* RECORD SET
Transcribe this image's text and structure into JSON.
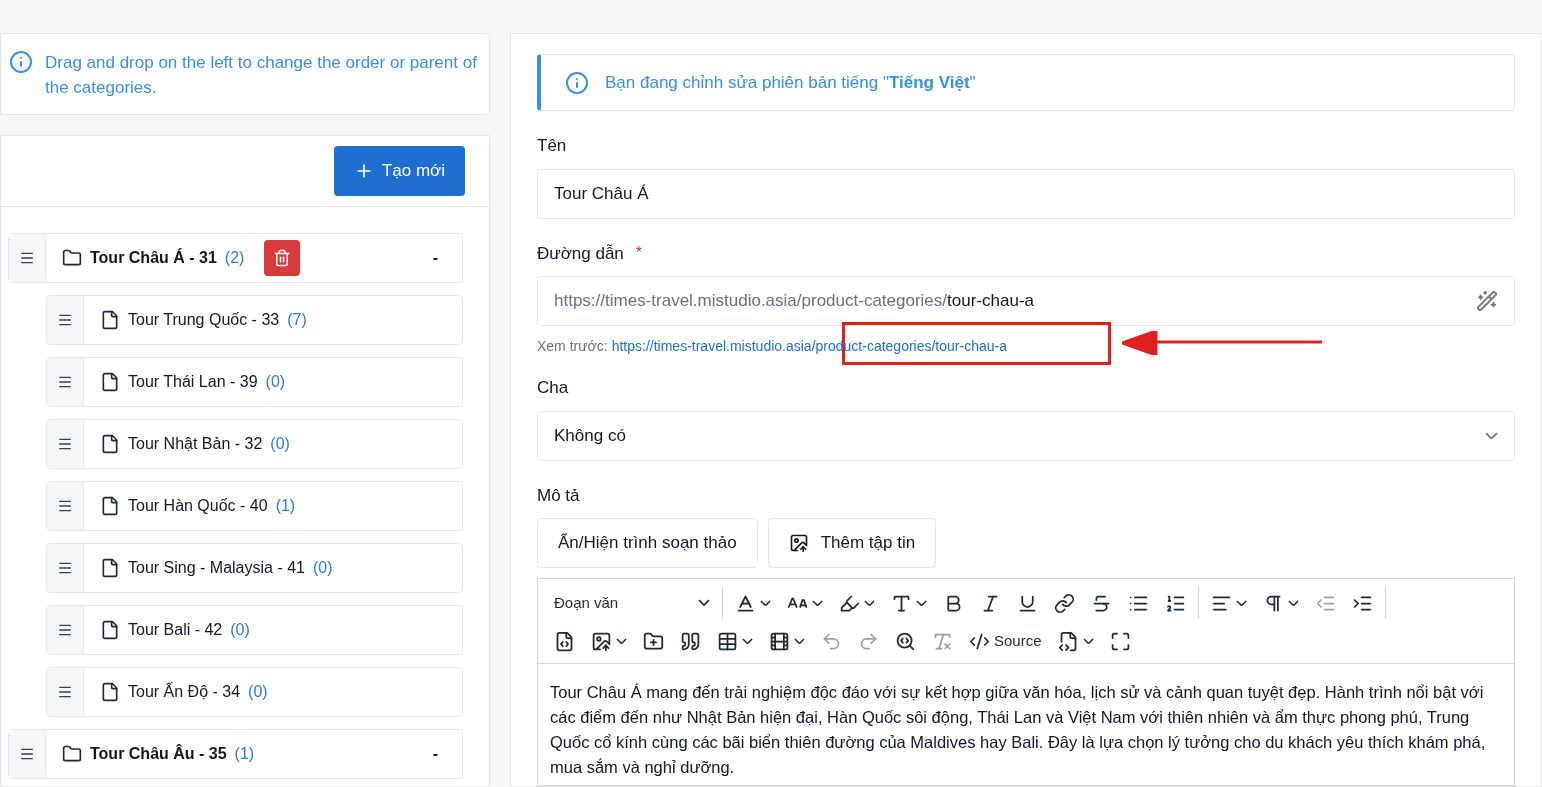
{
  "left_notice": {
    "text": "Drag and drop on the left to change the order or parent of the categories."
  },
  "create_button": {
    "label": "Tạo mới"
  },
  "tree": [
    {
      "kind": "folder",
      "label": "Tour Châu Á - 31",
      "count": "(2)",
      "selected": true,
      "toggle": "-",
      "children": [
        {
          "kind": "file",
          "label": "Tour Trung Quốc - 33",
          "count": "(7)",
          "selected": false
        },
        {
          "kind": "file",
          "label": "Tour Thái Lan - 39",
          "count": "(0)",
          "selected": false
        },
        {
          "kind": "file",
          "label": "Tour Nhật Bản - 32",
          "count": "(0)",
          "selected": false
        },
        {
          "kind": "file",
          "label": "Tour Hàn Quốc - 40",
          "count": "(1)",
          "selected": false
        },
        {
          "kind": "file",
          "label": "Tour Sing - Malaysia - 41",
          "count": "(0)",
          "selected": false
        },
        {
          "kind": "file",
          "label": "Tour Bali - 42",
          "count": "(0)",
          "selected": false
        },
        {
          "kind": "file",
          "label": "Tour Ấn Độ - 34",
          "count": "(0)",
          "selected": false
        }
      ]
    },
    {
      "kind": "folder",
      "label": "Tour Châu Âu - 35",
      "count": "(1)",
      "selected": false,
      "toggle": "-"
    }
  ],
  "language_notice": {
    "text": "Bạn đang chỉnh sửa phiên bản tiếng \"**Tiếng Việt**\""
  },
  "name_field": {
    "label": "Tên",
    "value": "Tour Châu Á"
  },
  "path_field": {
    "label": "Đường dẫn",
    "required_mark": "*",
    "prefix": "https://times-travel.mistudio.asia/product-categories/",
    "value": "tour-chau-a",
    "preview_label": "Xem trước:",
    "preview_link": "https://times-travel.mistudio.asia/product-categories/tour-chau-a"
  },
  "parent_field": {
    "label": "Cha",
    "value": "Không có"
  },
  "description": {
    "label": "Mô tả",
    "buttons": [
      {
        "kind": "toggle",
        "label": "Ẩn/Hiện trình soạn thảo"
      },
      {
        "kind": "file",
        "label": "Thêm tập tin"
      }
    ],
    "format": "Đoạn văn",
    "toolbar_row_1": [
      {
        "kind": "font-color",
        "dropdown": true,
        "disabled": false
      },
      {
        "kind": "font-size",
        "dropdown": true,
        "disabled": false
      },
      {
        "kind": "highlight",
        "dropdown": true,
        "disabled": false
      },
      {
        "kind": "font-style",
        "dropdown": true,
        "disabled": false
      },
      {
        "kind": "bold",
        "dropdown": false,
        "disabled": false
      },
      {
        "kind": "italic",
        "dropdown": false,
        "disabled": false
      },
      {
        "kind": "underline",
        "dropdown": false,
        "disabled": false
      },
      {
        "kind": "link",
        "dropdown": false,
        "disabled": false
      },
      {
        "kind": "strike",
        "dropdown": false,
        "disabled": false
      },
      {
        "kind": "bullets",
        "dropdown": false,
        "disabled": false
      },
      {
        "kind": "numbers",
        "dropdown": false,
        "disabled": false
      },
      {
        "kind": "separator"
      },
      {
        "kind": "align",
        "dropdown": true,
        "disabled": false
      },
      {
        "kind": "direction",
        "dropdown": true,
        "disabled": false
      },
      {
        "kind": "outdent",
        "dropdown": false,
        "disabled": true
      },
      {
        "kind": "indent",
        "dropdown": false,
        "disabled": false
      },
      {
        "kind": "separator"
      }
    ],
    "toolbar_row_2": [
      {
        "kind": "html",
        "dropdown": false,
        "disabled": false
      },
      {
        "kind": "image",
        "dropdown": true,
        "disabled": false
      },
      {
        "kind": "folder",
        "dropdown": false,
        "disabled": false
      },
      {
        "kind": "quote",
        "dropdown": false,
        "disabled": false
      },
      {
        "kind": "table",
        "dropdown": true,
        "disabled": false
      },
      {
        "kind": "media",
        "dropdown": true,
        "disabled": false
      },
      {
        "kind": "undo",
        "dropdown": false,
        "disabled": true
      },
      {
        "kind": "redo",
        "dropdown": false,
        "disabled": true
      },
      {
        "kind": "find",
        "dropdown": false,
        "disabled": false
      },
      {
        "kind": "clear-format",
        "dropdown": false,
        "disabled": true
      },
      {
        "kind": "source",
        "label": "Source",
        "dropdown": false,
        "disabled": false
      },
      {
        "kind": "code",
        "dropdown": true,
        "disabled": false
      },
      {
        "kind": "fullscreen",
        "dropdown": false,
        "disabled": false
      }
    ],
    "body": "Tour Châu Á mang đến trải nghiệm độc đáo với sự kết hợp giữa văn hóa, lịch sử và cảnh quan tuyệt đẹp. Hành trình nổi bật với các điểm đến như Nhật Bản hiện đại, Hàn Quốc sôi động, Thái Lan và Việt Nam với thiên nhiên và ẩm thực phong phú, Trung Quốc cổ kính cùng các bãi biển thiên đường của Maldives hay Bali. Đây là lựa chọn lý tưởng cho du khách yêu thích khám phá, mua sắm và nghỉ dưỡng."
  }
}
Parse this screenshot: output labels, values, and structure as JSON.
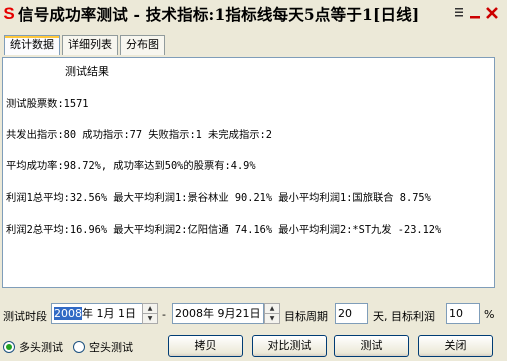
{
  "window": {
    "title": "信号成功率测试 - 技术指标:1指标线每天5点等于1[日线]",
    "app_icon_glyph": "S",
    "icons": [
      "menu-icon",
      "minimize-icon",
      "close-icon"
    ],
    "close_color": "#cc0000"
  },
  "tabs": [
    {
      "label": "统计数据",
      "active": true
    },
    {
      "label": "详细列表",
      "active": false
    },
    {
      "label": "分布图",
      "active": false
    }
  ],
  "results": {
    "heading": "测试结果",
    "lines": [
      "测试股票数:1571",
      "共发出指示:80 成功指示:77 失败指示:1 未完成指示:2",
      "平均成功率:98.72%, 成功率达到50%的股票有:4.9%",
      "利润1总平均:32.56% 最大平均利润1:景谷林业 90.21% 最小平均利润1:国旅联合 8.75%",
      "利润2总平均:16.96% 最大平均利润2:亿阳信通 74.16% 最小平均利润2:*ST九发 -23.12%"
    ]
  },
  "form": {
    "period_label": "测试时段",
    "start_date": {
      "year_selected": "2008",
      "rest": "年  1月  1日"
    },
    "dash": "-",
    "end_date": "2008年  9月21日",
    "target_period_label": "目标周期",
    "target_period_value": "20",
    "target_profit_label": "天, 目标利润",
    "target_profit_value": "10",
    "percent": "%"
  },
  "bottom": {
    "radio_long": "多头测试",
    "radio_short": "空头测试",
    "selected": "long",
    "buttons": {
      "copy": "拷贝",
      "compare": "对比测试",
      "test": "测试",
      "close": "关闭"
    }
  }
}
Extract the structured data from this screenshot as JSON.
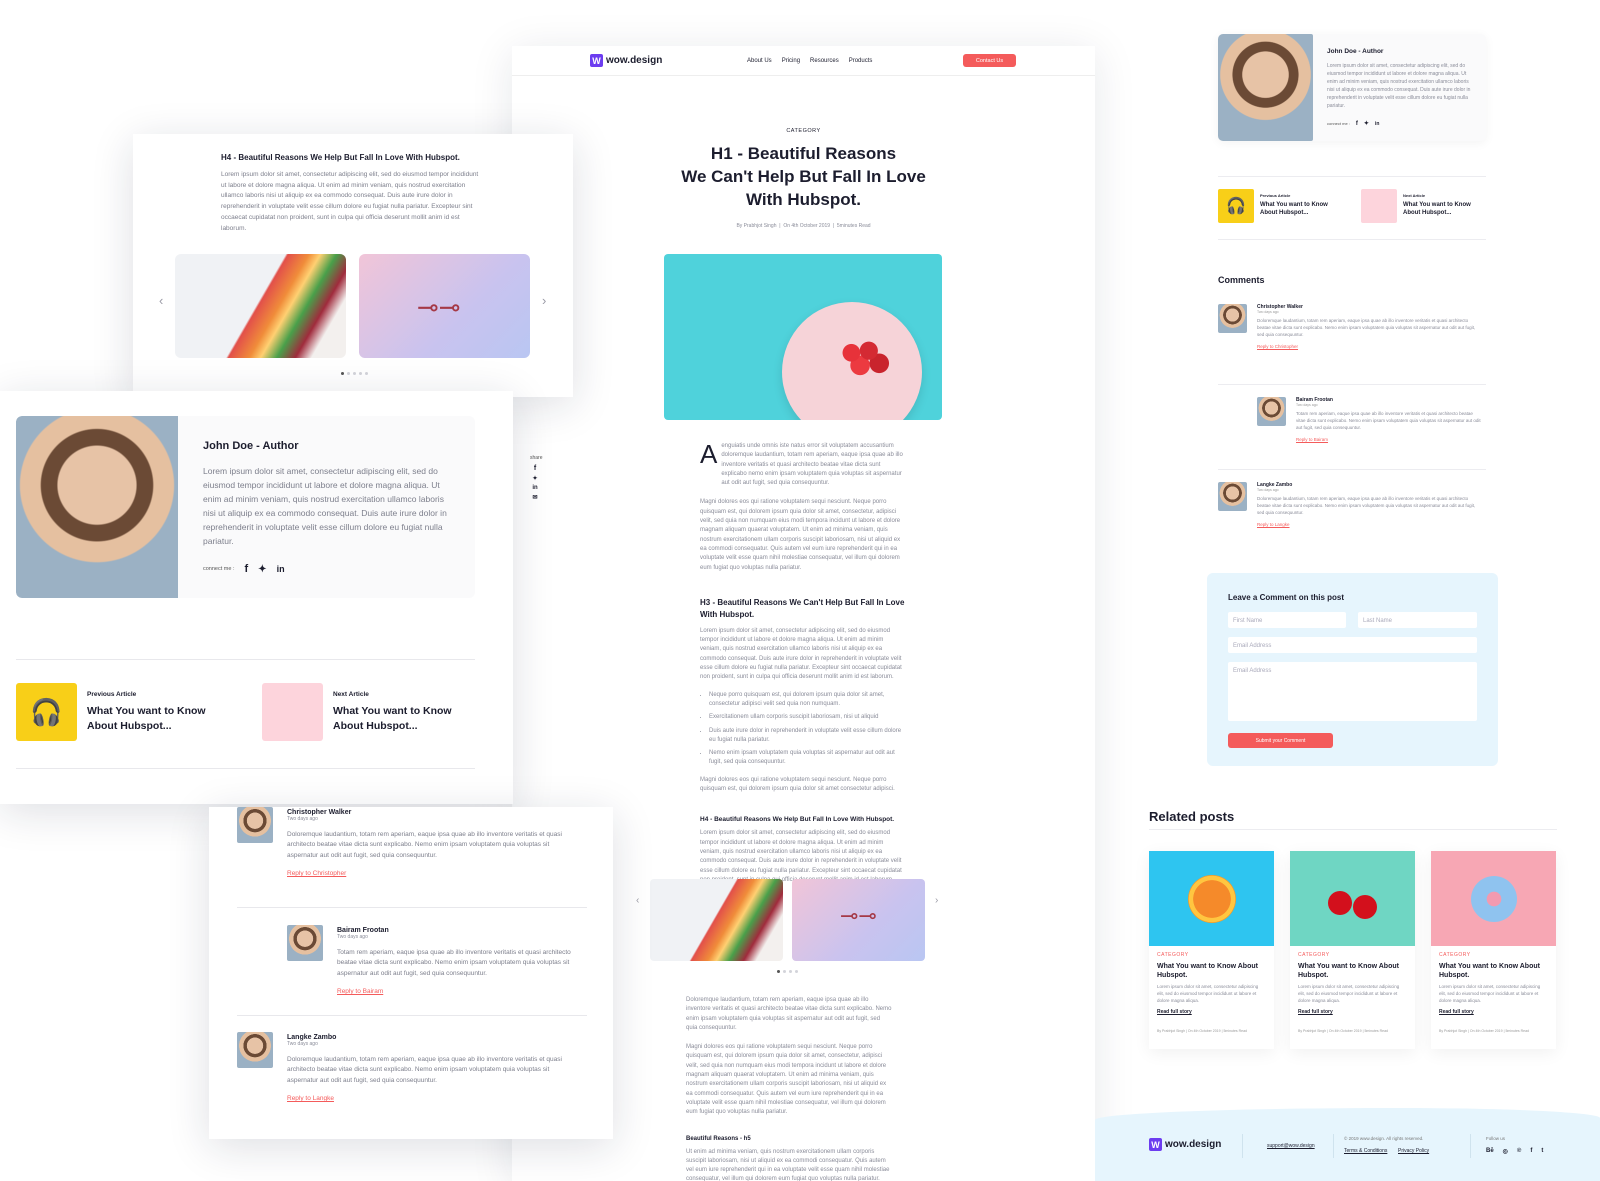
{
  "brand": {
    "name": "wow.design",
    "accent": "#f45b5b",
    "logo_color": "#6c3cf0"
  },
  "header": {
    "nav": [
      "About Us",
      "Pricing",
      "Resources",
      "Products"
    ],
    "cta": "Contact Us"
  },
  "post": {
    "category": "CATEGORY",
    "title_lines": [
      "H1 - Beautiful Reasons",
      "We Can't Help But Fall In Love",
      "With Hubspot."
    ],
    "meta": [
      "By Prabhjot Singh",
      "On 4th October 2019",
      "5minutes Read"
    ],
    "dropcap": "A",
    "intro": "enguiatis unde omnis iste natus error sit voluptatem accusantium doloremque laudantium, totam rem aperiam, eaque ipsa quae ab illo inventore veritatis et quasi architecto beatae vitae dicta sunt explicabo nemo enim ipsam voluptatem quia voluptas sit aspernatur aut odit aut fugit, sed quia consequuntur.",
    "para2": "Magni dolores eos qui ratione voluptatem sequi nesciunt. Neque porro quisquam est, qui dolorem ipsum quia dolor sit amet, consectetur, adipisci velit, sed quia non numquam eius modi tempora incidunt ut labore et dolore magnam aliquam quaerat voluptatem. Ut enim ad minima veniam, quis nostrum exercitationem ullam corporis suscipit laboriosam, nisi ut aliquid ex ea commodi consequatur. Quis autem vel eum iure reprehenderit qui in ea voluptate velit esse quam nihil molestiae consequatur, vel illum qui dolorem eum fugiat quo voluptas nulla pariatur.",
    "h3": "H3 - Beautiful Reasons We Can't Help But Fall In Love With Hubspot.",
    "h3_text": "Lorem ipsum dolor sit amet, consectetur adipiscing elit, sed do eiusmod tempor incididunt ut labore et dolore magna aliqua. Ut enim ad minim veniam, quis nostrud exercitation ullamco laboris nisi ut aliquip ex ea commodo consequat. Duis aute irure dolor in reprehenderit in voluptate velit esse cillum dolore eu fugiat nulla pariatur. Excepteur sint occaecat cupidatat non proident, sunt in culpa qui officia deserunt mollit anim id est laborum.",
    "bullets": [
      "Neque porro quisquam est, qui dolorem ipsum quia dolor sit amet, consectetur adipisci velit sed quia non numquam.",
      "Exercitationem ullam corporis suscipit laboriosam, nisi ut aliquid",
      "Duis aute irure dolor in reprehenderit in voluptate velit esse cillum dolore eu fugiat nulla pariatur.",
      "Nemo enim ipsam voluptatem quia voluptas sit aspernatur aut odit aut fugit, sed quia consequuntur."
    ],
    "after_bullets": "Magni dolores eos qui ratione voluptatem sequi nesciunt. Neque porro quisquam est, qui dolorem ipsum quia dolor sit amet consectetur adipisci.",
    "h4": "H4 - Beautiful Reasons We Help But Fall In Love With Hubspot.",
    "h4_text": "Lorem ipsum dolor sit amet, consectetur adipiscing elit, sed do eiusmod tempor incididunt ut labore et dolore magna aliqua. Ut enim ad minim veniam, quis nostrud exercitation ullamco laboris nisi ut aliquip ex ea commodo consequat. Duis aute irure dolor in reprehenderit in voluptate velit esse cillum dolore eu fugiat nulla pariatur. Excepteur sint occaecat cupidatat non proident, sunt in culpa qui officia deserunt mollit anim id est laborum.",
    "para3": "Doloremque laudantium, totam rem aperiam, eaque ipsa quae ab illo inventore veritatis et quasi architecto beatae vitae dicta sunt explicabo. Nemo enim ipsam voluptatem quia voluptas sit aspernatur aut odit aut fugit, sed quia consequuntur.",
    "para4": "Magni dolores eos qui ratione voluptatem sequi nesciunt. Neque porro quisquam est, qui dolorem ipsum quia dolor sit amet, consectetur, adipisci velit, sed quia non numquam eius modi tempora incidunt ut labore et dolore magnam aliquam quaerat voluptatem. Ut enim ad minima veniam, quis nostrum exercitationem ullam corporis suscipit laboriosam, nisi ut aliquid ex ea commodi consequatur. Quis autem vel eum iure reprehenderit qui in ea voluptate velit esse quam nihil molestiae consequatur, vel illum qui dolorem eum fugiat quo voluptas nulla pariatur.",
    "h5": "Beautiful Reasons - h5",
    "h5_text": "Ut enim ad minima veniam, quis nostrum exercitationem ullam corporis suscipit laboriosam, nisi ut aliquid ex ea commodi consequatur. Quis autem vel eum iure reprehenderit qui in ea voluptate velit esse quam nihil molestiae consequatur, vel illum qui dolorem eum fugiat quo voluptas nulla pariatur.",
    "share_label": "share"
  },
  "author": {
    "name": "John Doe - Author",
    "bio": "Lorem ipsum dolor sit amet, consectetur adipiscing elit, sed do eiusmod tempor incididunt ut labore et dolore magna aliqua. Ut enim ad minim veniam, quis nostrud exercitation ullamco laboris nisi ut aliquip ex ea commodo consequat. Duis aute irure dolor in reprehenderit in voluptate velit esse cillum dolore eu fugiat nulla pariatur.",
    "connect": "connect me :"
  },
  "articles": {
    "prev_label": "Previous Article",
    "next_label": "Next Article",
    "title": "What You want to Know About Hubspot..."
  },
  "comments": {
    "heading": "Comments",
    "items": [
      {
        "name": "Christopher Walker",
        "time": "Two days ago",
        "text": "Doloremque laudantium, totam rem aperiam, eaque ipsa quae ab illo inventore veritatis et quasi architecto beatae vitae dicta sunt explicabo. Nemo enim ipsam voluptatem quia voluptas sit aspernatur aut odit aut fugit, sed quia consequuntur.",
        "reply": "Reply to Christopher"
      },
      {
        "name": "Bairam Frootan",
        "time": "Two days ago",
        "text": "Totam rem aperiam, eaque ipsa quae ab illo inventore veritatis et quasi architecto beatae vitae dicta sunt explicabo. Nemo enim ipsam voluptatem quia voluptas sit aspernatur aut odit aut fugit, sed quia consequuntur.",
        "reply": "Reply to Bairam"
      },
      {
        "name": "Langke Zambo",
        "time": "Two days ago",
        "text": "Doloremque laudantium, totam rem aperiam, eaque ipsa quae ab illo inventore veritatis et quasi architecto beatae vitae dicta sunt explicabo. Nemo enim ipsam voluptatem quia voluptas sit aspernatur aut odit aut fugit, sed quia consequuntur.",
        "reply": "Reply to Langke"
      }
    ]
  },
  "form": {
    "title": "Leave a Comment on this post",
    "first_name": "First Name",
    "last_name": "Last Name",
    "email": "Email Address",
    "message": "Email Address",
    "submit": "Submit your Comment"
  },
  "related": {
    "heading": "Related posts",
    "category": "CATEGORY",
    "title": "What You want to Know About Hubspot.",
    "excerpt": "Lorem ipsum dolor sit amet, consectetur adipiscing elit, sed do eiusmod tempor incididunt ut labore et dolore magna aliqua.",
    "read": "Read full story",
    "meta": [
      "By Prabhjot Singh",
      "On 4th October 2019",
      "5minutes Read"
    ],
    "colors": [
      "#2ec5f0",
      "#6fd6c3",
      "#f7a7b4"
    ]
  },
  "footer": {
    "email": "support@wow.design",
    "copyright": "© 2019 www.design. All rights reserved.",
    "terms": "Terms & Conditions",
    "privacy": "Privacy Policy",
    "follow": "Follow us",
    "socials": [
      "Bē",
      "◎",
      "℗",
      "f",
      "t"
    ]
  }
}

* TASK PROMPT
Copy every line of the data that holds the string "categories".

* TASK ANSWER
    "text": "Drag and drop on the left to change the order or parent of the categories."
    "prefix": "https://times-travel.mistudio.asia/product-categories/",
    "preview_link": "https://times-travel.mistudio.asia/product-categories/tour-chau-a"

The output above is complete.